Data records

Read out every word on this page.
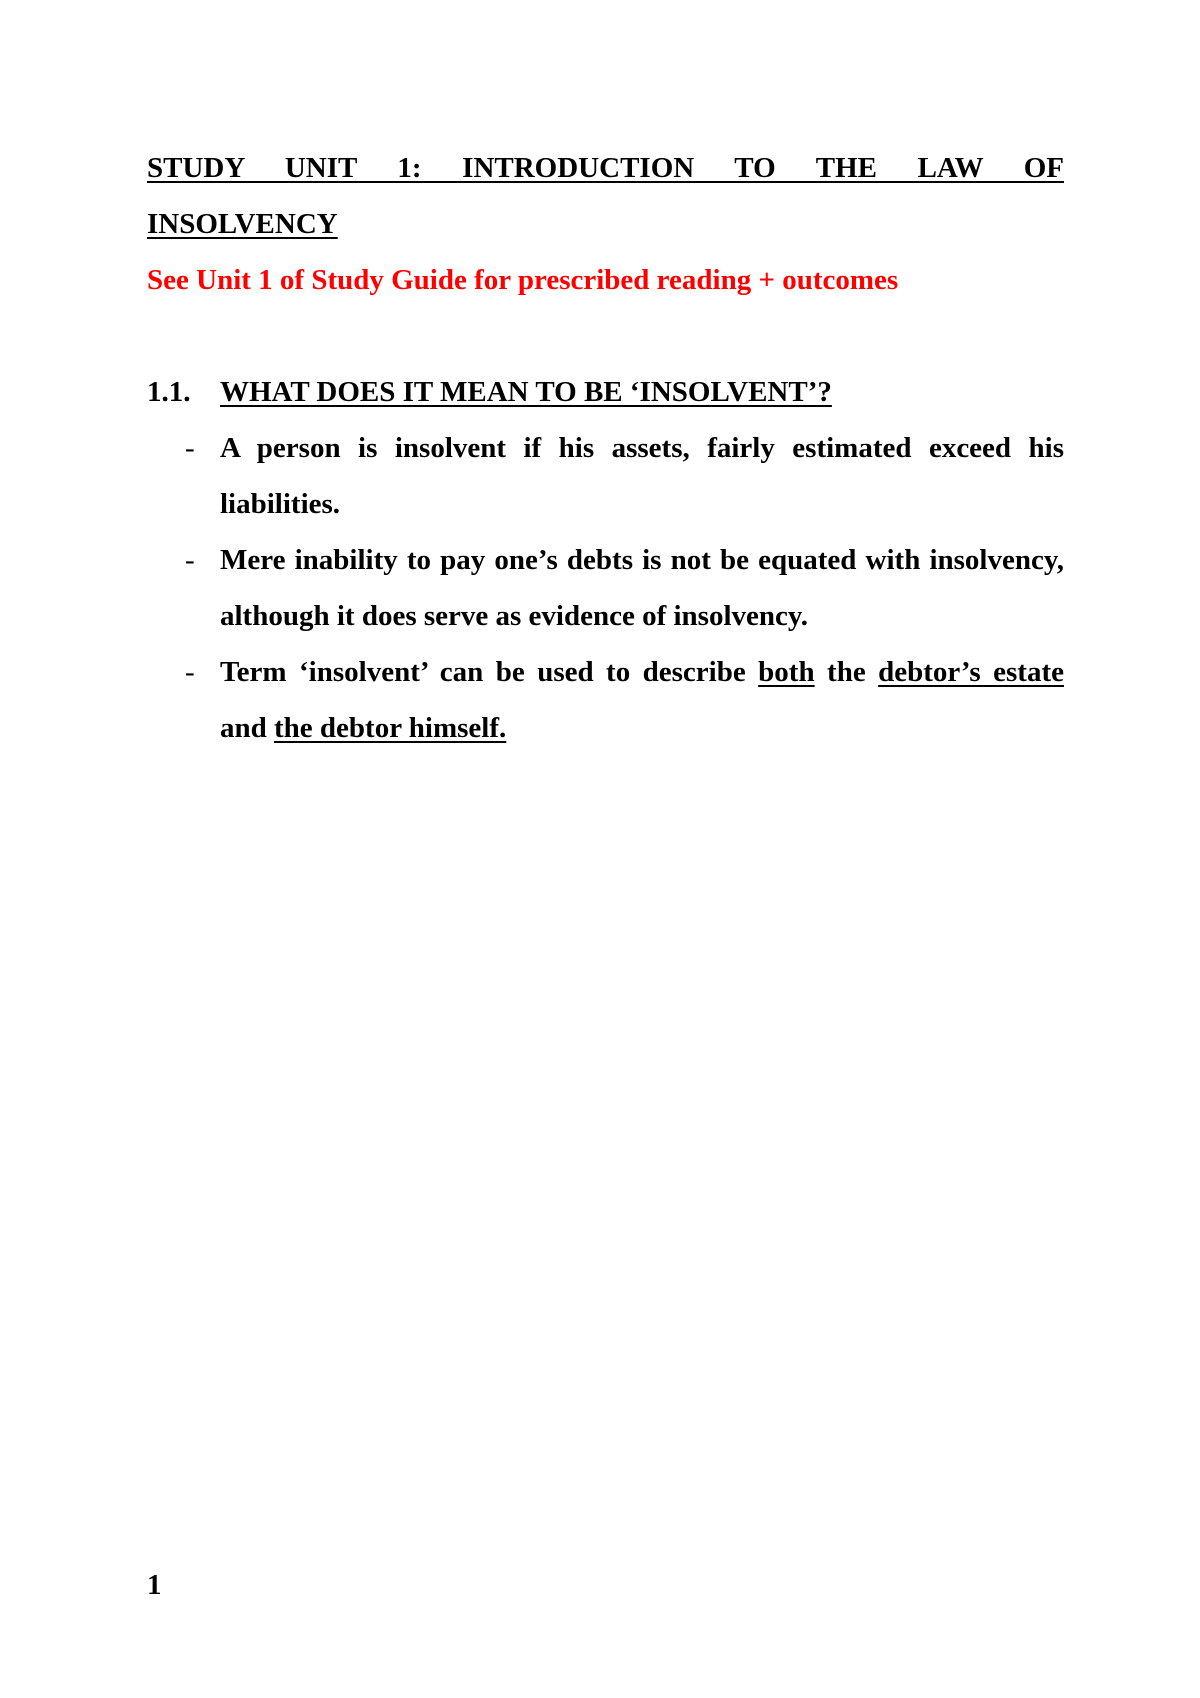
STUDY UNIT 1: INTRODUCTION TO THE LAW OF
INSOLVENCY

See Unit 1 of Study Guide for prescribed reading + outcomes

1.1.	WHAT DOES IT MEAN TO BE ‘INSOLVENT’?
- A person is insolvent if his assets, fairly estimated exceed his liabilities.
- Mere inability to pay one’s debts is not be equated with insolvency, although it does serve as evidence of insolvency.
- Term ‘insolvent’ can be used to describe both the debtor’s estate and the debtor himself.
1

_GIVEN REQUEST_: Print all of the entries word for word. Skip any images they contain.

_IN RESPONSE_:
Read out every word on this page.
STUDY UNIT 1: INTRODUCTION TO THE LAW OF
INSOLVENCY

See Unit 1 of Study Guide for prescribed reading + outcomes

1.1.	WHAT DOES IT MEAN TO BE ‘INSOLVENT’?
- A person is insolvent if his assets, fairly estimated exceed his liabilities.
- Mere inability to pay one’s debts is not be equated with insolvency, although it does serve as evidence of insolvency.
- Term ‘insolvent’ can be used to describe both the debtor’s estate and the debtor himself.
1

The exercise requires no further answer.